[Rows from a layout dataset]
____________

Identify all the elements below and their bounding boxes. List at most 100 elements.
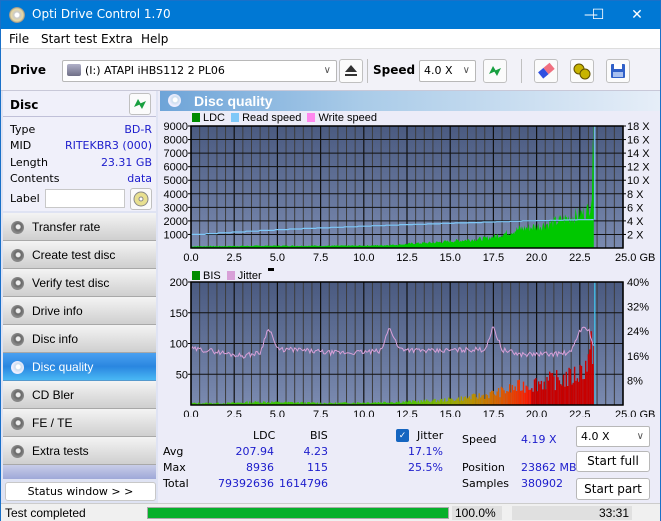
nav-drive-info[interactable]: Drive info	[3, 297, 156, 325]
bis-bar	[539, 384, 541, 405]
disc-quality-panel: Disc quality LDC Read speed Write speed …	[158, 91, 660, 503]
bis-bar	[468, 396, 471, 405]
bis-bar	[567, 386, 569, 405]
chevron-down-icon: ∨	[636, 431, 644, 442]
x-tick-label: 7.5	[313, 252, 328, 264]
disc-info-icon	[11, 333, 24, 346]
nav-transfer-rate[interactable]: Transfer rate	[3, 213, 156, 241]
x-tick-label: 12.5	[396, 409, 417, 417]
erase-button[interactable]	[534, 59, 558, 83]
bis-bar	[538, 381, 540, 405]
bis-bar	[515, 390, 518, 405]
bis-bar	[517, 380, 519, 405]
nav-verify-test-disc[interactable]: Verify test disc	[3, 269, 156, 297]
speed-value: 4.19 X	[521, 433, 557, 446]
menu-start-test[interactable]: Start test	[41, 32, 97, 46]
bis-bar	[460, 396, 462, 405]
max-bis: 115	[307, 461, 328, 474]
bis-bar	[492, 390, 494, 405]
save-button[interactable]	[606, 59, 630, 83]
nav-create-test-disc[interactable]: Create test disc	[3, 241, 156, 269]
refresh-button[interactable]	[483, 59, 507, 83]
bis-bar	[475, 397, 478, 405]
x-tick-label: 5.0	[270, 409, 285, 417]
status-text: Test completed	[5, 506, 86, 520]
title-bar: Opti Drive Control 1.70 — ☐ ✕	[1, 1, 660, 29]
speed-label: Speed	[462, 433, 497, 446]
close-button[interactable]: ✕	[614, 1, 660, 29]
settings-button[interactable]	[570, 59, 594, 83]
y-right-tick-label: 4 X	[627, 216, 644, 228]
bis-bar	[426, 399, 428, 405]
jitter-checkbox[interactable]: ✓	[396, 429, 409, 442]
start-part-button[interactable]: Start part	[576, 478, 650, 500]
nav-disc-info[interactable]: Disc info	[3, 325, 156, 353]
bis-bar	[507, 391, 509, 405]
bis-bar	[509, 384, 511, 405]
bis-bar	[522, 381, 525, 405]
jitter-label: Jitter	[417, 429, 444, 442]
bis-bar	[448, 397, 450, 405]
test-speed-select[interactable]: 4.0 X ∨	[576, 426, 650, 447]
drive-select[interactable]: (I:) ATAPI iHBS112 2 PL06 ∨	[62, 60, 337, 82]
bis-bar	[493, 394, 496, 405]
bis-bar	[466, 398, 468, 405]
menu-help[interactable]: Help	[141, 32, 168, 46]
x-tick-label: 22.5	[569, 252, 590, 264]
panel-header: Disc quality	[160, 91, 660, 111]
speed-select[interactable]: 4.0 X ∨	[419, 60, 476, 82]
bis-bar	[587, 354, 590, 405]
x-tick-label: 7.5	[313, 409, 328, 417]
bis-bar	[562, 374, 565, 405]
menu-file[interactable]: File	[9, 32, 29, 46]
avg-ldc: 207.94	[235, 445, 275, 458]
x-tick-label: 25.0 GB	[615, 252, 655, 264]
drive-icon	[67, 64, 81, 76]
bis-bar	[590, 331, 592, 405]
y-left-tick-label: 50	[176, 369, 188, 381]
disc-label-button[interactable]	[130, 188, 152, 210]
bis-bar	[571, 384, 573, 405]
nav-fe-te[interactable]: FE / TE	[3, 409, 156, 437]
bis-bar	[551, 373, 554, 405]
bis-bar	[576, 378, 579, 405]
bis-bar	[452, 399, 454, 405]
disc-label-input[interactable]	[45, 189, 125, 208]
bis-chart: 50 100 150 200 8% 16% 24% 32% 40% 0.0 2.5 5.0 7.5 10.…	[170, 277, 656, 417]
extra-tests-icon	[11, 445, 24, 458]
samples-label: Samples	[462, 477, 509, 490]
nav-disc-quality[interactable]: Disc quality	[3, 353, 156, 381]
x-tick-label: 17.5	[483, 252, 504, 264]
ldc-chart: 10002000 30004000 50006000 70008000 9000 2 X4…	[164, 121, 656, 264]
eject-button[interactable]	[339, 59, 363, 83]
bis-bar	[533, 379, 536, 405]
divider	[3, 116, 156, 117]
status-window-button[interactable]: Status window > >	[5, 482, 156, 501]
bis-bar	[579, 364, 581, 405]
nav-extra-tests[interactable]: Extra tests	[3, 437, 156, 465]
y-right-tick-label: 18 X	[627, 121, 650, 133]
nav-cd-bler[interactable]: CD Bler	[3, 381, 156, 409]
bis-bar	[554, 390, 556, 405]
x-tick-label: 25.0 GB	[615, 409, 655, 417]
start-full-button[interactable]: Start full	[576, 451, 650, 472]
y-left-tick-label: 1000	[164, 229, 188, 241]
y-left-tick-label: 9000	[164, 121, 188, 133]
menu-bar: File Start test Extra Help	[1, 29, 660, 49]
bis-bar	[572, 382, 574, 405]
bis-bar	[558, 380, 561, 405]
settings-icon	[573, 63, 591, 80]
disc-refresh-button[interactable]	[129, 93, 151, 115]
bis-bar	[568, 367, 570, 405]
bis-bar	[434, 398, 436, 405]
menu-extra[interactable]: Extra	[101, 32, 133, 46]
legend-marker	[267, 268, 274, 271]
bis-bar	[485, 394, 487, 405]
app-disc-icon	[9, 7, 25, 23]
bis-bar	[520, 390, 522, 405]
samples-value: 380902	[521, 477, 563, 490]
position-value: 23862 MB	[521, 461, 577, 474]
bis-bar	[457, 397, 460, 405]
disc-mid-value: RITEKBR3 (000)	[64, 139, 152, 152]
bis-bar	[500, 386, 503, 405]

____________

Rewrite every line of the data above as a Markdown table with the columns "No." and "Line," numbering the rows and skipping blank lines. Leave the pictures out.

_Result of this task:_
| No. | Line |
|---|---|
| 1 | Identify all the elements below and their bounding boxes. List at most 100 elements. |
| 2 | nav-drive-info[interactable]: Drive info	[3, 297, 156, 325] |
| 3 | bis-bar	[539, 384, 541, 405] |
| 4 | disc-quality-panel: Disc quality LDC Read speed Write speed …	[158, 91, 660, 503] |
| 5 | bis-bar	[468, 396, 471, 405] |
| 6 | bis-bar	[567, 386, 569, 405] |
| 7 | chevron-down-icon: ∨	[636, 431, 644, 442] |
| 8 | x-tick-label: 7.5	[313, 252, 328, 264] |
| 9 | disc-info-icon	[11, 333, 24, 346] |
| 10 | nav-transfer-rate[interactable]: Transfer rate	[3, 213, 156, 241] |
| 11 | x-tick-label: 12.5	[396, 409, 417, 417] |
| 12 | erase-button[interactable]	[534, 59, 558, 83] |
| 13 | bis-bar	[538, 381, 540, 405] |
| 14 | bis-bar	[515, 390, 518, 405] |
| 15 | bis-bar	[517, 380, 519, 405] |
| 16 | nav-verify-test-disc[interactable]: Verify test disc	[3, 269, 156, 297] |
| 17 | speed-value: 4.19 X	[521, 433, 557, 446] |
| 18 | menu-start-test[interactable]: Start test	[41, 32, 97, 46] |
| 19 | bis-bar	[460, 396, 462, 405] |
| 20 | max-bis: 115	[307, 461, 328, 474] |
| 21 | bis-bar	[492, 390, 494, 405] |
| 22 | save-button[interactable]	[606, 59, 630, 83] |
| 23 | nav-create-test-disc[interactable]: Create test disc	[3, 241, 156, 269] |
| 24 | refresh-button[interactable]	[483, 59, 507, 83] |
| 25 | bis-bar	[475, 397, 478, 405] |
| 26 | x-tick-label: 5.0	[270, 409, 285, 417] |
| 27 | status-text: Test completed	[5, 506, 86, 520] |
| 28 | title-bar: Opti Drive Control 1.70 — ☐ ✕	[1, 1, 660, 29] |
| 29 | speed-label: Speed	[462, 433, 497, 446] |
| 30 | close-button[interactable]: ✕	[614, 1, 660, 29] |
| 31 | settings-button[interactable]	[570, 59, 594, 83] |
| 32 | y-right-tick-label: 4 X	[627, 216, 644, 228] |
| 33 | bis-bar	[426, 399, 428, 405] |
| 34 | jitter-checkbox[interactable]: ✓	[396, 429, 409, 442] |
| 35 | start-part-button[interactable]: Start part	[576, 478, 650, 500] |
| 36 | nav-disc-info[interactable]: Disc info	[3, 325, 156, 353] |
| 37 | bis-bar	[507, 391, 509, 405] |
| 38 | bis-bar	[509, 384, 511, 405] |
| 39 | bis-bar	[522, 381, 525, 405] |
| 40 | jitter-label: Jitter	[417, 429, 444, 442] |
| 41 | bis-bar	[448, 397, 450, 405] |
| 42 | test-speed-select[interactable]: 4.0 X ∨	[576, 426, 650, 447] |
| 43 | drive-select[interactable]: (I:) ATAPI iHBS112 2 PL06 ∨	[62, 60, 337, 82] |
| 44 | bis-bar	[493, 394, 496, 405] |
| 45 | bis-bar	[466, 398, 468, 405] |
| 46 | menu-help[interactable]: Help	[141, 32, 168, 46] |
| 47 | x-tick-label: 22.5	[569, 252, 590, 264] |
| 48 | panel-header: Disc quality	[160, 91, 660, 111] |
| 49 | speed-select[interactable]: 4.0 X ∨	[419, 60, 476, 82] |
| 50 | bis-bar	[587, 354, 590, 405] |
| 51 | x-tick-label: 7.5	[313, 409, 328, 417] |
| 52 | bis-bar	[562, 374, 565, 405] |
| 53 | menu-file[interactable]: File	[9, 32, 29, 46] |
| 54 | avg-ldc: 207.94	[235, 445, 275, 458] |
| 55 | x-tick-label: 25.0 GB	[615, 252, 655, 264] |
| 56 | drive-icon	[67, 64, 81, 76] |
| 57 | bis-bar	[590, 331, 592, 405] |
| 58 | y-left-tick-label: 50	[176, 369, 188, 381] |
| 59 | disc-label-button[interactable]	[130, 188, 152, 210] |
| 60 | bis-bar	[571, 384, 573, 405] |
| 61 | nav-fe-te[interactable]: FE / TE	[3, 409, 156, 437] |
| 62 | bis-bar	[551, 373, 554, 405] |
| 63 | bis-bar	[576, 378, 579, 405] |
| 64 | bis-bar	[452, 399, 454, 405] |
| 65 | disc-label-input[interactable]	[45, 189, 125, 208] |
| 66 | bis-chart: 50 100 150 200 8% 16% 24% 32% 40% 0.0 2.5 5.0 7.5 10.…	[170, 277, 656, 417] |
| 67 | extra-tests-icon	[11, 445, 24, 458] |
| 68 | samples-label: Samples	[462, 477, 509, 490] |
| 69 | nav-disc-quality[interactable]: Disc quality	[3, 353, 156, 381] |
| 70 | x-tick-label: 17.5	[483, 252, 504, 264] |
| 71 | ldc-chart: 10002000 30004000 50006000 70008000 9000 2 X4…	[164, 121, 656, 264] |
| 72 | eject-button[interactable]	[339, 59, 363, 83] |
| 73 | bis-bar	[533, 379, 536, 405] |
| 74 | divider	[3, 116, 156, 117] |
| 75 | status-window-button[interactable]: Status window > >	[5, 482, 156, 501] |
| 76 | bis-bar	[579, 364, 581, 405] |
| 77 | nav-extra-tests[interactable]: Extra tests	[3, 437, 156, 465] |
| 78 | y-right-tick-label: 18 X	[627, 121, 650, 133] |
| 79 | nav-cd-bler[interactable]: CD Bler	[3, 381, 156, 409] |
| 80 | bis-bar	[554, 390, 556, 405] |
| 81 | x-tick-label: 25.0 GB	[615, 409, 655, 417] |
| 82 | start-full-button[interactable]: Start full	[576, 451, 650, 472] |
| 83 | y-left-tick-label: 1000	[164, 229, 188, 241] |
| 84 | y-left-tick-label: 9000	[164, 121, 188, 133] |
| 85 | menu-bar: File Start test Extra Help	[1, 29, 660, 49] |
| 86 | bis-bar	[572, 382, 574, 405] |
| 87 | bis-bar	[558, 380, 561, 405] |
| 88 | settings-icon	[573, 63, 591, 80] |
| 89 | disc-refresh-button[interactable]	[129, 93, 151, 115] |
| 90 | bis-bar	[568, 367, 570, 405] |
| 91 | bis-bar	[434, 398, 436, 405] |
| 92 | menu-extra[interactable]: Extra	[101, 32, 133, 46] |
| 93 | legend-marker	[267, 268, 274, 271] |
| 94 | bis-bar	[485, 394, 487, 405] |
| 95 | app-disc-icon	[9, 7, 25, 23] |
| 96 | bis-bar	[520, 390, 522, 405] |
| 97 | samples-value: 380902	[521, 477, 563, 490] |
| 98 | position-value: 23862 MB	[521, 461, 577, 474] |
| 99 | bis-bar	[457, 397, 460, 405] |
| 100 | disc-mid-value: RITEKBR3 (000)	[64, 139, 152, 152] |
| 101 | bis-bar	[500, 386, 503, 405] |